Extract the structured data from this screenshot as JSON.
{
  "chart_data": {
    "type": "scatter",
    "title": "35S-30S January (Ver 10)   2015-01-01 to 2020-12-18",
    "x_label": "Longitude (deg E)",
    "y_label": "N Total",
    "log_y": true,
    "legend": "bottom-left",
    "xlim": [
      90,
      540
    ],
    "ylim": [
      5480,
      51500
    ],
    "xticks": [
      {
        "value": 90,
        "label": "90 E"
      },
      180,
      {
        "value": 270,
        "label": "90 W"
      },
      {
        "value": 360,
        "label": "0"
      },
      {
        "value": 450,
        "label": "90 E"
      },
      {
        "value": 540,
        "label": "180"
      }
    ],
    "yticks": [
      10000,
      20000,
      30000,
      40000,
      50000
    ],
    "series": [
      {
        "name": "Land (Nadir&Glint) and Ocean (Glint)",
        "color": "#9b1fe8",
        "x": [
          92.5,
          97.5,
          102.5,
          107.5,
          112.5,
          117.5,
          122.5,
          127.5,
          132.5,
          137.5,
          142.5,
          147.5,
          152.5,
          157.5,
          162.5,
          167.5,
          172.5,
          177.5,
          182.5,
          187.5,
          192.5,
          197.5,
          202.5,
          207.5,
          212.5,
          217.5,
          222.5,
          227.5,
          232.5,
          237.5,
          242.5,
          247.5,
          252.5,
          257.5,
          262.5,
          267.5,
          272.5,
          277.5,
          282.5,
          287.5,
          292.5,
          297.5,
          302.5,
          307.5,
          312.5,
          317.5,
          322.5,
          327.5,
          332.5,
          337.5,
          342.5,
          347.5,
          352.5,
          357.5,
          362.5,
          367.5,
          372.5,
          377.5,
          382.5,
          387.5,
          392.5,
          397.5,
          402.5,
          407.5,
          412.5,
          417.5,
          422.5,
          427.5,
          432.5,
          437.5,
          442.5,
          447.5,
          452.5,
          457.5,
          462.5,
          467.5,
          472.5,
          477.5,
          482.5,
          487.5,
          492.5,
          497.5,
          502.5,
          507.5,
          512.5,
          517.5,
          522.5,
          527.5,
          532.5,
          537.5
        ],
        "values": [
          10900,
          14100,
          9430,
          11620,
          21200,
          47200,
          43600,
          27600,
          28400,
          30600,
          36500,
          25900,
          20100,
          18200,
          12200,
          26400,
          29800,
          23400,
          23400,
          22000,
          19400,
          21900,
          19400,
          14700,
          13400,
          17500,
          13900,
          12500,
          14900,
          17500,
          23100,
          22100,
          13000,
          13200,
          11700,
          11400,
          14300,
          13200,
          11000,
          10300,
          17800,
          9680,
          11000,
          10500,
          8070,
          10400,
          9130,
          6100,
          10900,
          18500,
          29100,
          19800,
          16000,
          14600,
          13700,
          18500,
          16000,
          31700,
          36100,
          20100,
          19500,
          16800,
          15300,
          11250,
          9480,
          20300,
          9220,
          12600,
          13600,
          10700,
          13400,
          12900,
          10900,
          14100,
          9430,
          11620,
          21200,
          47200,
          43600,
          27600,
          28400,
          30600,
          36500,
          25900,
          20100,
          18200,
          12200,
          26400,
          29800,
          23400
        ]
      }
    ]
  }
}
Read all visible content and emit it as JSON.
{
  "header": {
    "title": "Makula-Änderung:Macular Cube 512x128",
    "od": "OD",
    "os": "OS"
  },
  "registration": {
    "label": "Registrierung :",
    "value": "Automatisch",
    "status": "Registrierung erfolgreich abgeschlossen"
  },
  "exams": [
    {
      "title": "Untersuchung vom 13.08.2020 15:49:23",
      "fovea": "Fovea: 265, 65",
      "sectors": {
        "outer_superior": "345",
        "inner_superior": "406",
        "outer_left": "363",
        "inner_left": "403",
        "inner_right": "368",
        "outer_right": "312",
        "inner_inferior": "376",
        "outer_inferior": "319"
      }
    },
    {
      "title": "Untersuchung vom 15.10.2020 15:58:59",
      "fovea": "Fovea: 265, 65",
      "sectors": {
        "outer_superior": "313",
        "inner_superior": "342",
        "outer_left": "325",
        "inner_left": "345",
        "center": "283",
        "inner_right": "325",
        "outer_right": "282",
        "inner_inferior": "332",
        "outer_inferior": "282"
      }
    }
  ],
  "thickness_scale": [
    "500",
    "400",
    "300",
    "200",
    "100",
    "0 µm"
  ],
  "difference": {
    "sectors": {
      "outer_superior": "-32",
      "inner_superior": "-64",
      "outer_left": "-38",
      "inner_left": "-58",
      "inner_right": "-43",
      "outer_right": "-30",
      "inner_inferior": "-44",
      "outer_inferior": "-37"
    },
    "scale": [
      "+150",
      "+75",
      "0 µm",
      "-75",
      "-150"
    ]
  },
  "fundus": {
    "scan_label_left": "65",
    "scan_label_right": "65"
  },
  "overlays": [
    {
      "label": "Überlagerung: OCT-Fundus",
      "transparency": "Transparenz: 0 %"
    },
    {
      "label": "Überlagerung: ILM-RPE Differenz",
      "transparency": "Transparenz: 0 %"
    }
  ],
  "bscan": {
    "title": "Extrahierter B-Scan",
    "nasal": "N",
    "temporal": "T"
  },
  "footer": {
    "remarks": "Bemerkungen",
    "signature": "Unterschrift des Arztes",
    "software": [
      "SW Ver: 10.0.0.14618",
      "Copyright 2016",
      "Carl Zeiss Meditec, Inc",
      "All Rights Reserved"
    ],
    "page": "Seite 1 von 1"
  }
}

Given exercise
Give back each line above precisely as it stands.

Response to the task
Extract the structured data from this screenshot as JSON.
{
  "chart_data": {
    "type": "scatter",
    "title": "35S-30S January (Ver 10)   2015-01-01 to 2020-12-18",
    "x_label": "Longitude (deg E)",
    "y_label": "N Total",
    "log_y": true,
    "legend": "bottom-left",
    "xlim": [
      90,
      540
    ],
    "ylim": [
      5480,
      51500
    ],
    "xticks": [
      {
        "value": 90,
        "label": "90 E"
      },
      180,
      {
        "value": 270,
        "label": "90 W"
      },
      {
        "value": 360,
        "label": "0"
      },
      {
        "value": 450,
        "label": "90 E"
      },
      {
        "value": 540,
        "label": "180"
      }
    ],
    "yticks": [
      10000,
      20000,
      30000,
      40000,
      50000
    ],
    "series": [
      {
        "name": "Land (Nadir&Glint) and Ocean (Glint)",
        "color": "#9b1fe8",
        "x": [
          92.5,
          97.5,
          102.5,
          107.5,
          112.5,
          117.5,
          122.5,
          127.5,
          132.5,
          137.5,
          142.5,
          147.5,
          152.5,
          157.5,
          162.5,
          167.5,
          172.5,
          177.5,
          182.5,
          187.5,
          192.5,
          197.5,
          202.5,
          207.5,
          212.5,
          217.5,
          222.5,
          227.5,
          232.5,
          237.5,
          242.5,
          247.5,
          252.5,
          257.5,
          262.5,
          267.5,
          272.5,
          277.5,
          282.5,
          287.5,
          292.5,
          297.5,
          302.5,
          307.5,
          312.5,
          317.5,
          322.5,
          327.5,
          332.5,
          337.5,
          342.5,
          347.5,
          352.5,
          357.5,
          362.5,
          367.5,
          372.5,
          377.5,
          382.5,
          387.5,
          392.5,
          397.5,
          402.5,
          407.5,
          412.5,
          417.5,
          422.5,
          427.5,
          432.5,
          437.5,
          442.5,
          447.5,
          452.5,
          457.5,
          462.5,
          467.5,
          472.5,
          477.5,
          482.5,
          487.5,
          492.5,
          497.5,
          502.5,
          507.5,
          512.5,
          517.5,
          522.5,
          527.5,
          532.5,
          537.5
        ],
        "values": [
          10900,
          14100,
          9430,
          11620,
          21200,
          47200,
          43600,
          27600,
          28400,
          30600,
          36500,
          25900,
          20100,
          18200,
          12200,
          26400,
          29800,
          23400,
          23400,
          22000,
          19400,
          21900,
          19400,
          14700,
          13400,
          17500,
          13900,
          12500,
          14900,
          17500,
          23100,
          22100,
          13000,
          13200,
          11700,
          11400,
          14300,
          13200,
          11000,
          10300,
          17800,
          9680,
          11000,
          10500,
          8070,
          10400,
          9130,
          6100,
          10900,
          18500,
          29100,
          19800,
          16000,
          14600,
          13700,
          18500,
          16000,
          31700,
          36100,
          20100,
          19500,
          16800,
          15300,
          11250,
          9480,
          20300,
          9220,
          12600,
          13600,
          10700,
          13400,
          12900,
          10900,
          14100,
          9430,
          11620,
          21200,
          47200,
          43600,
          27600,
          28400,
          30600,
          36500,
          25900,
          20100,
          18200,
          12200,
          26400,
          29800,
          23400
        ]
      }
    ]
  }
}
Read all visible content and emit it as JSON.
{
  "header": {
    "title": "Makula-Änderung:Macular Cube 512x128",
    "od": "OD",
    "os": "OS"
  },
  "registration": {
    "label": "Registrierung :",
    "value": "Automatisch",
    "status": "Registrierung erfolgreich abgeschlossen"
  },
  "exams": [
    {
      "title": "Untersuchung vom 13.08.2020 15:49:23",
      "fovea": "Fovea: 265, 65",
      "sectors": {
        "outer_superior": "345",
        "inner_superior": "406",
        "outer_left": "363",
        "inner_left": "403",
        "inner_right": "368",
        "outer_right": "312",
        "inner_inferior": "376",
        "outer_inferior": "319"
      }
    },
    {
      "title": "Untersuchung vom 15.10.2020 15:58:59",
      "fovea": "Fovea: 265, 65",
      "sectors": {
        "outer_superior": "313",
        "inner_superior": "342",
        "outer_left": "325",
        "inner_left": "345",
        "center": "283",
        "inner_right": "325",
        "outer_right": "282",
        "inner_inferior": "332",
        "outer_inferior": "282"
      }
    }
  ],
  "thickness_scale": [
    "500",
    "400",
    "300",
    "200",
    "100",
    "0 µm"
  ],
  "difference": {
    "sectors": {
      "outer_superior": "-32",
      "inner_superior": "-64",
      "outer_left": "-38",
      "inner_left": "-58",
      "inner_right": "-43",
      "outer_right": "-30",
      "inner_inferior": "-44",
      "outer_inferior": "-37"
    },
    "scale": [
      "+150",
      "+75",
      "0 µm",
      "-75",
      "-150"
    ]
  },
  "fundus": {
    "scan_label_left": "65",
    "scan_label_right": "65"
  },
  "overlays": [
    {
      "label": "Überlagerung: OCT-Fundus",
      "transparency": "Transparenz: 0 %"
    },
    {
      "label": "Überlagerung: ILM-RPE Differenz",
      "transparency": "Transparenz: 0 %"
    }
  ],
  "bscan": {
    "title": "Extrahierter B-Scan",
    "nasal": "N",
    "temporal": "T"
  },
  "footer": {
    "remarks": "Bemerkungen",
    "signature": "Unterschrift des Arztes",
    "software": [
      "SW Ver: 10.0.0.14618",
      "Copyright 2016",
      "Carl Zeiss Meditec, Inc",
      "All Rights Reserved"
    ],
    "page": "Seite 1 von 1"
  }
}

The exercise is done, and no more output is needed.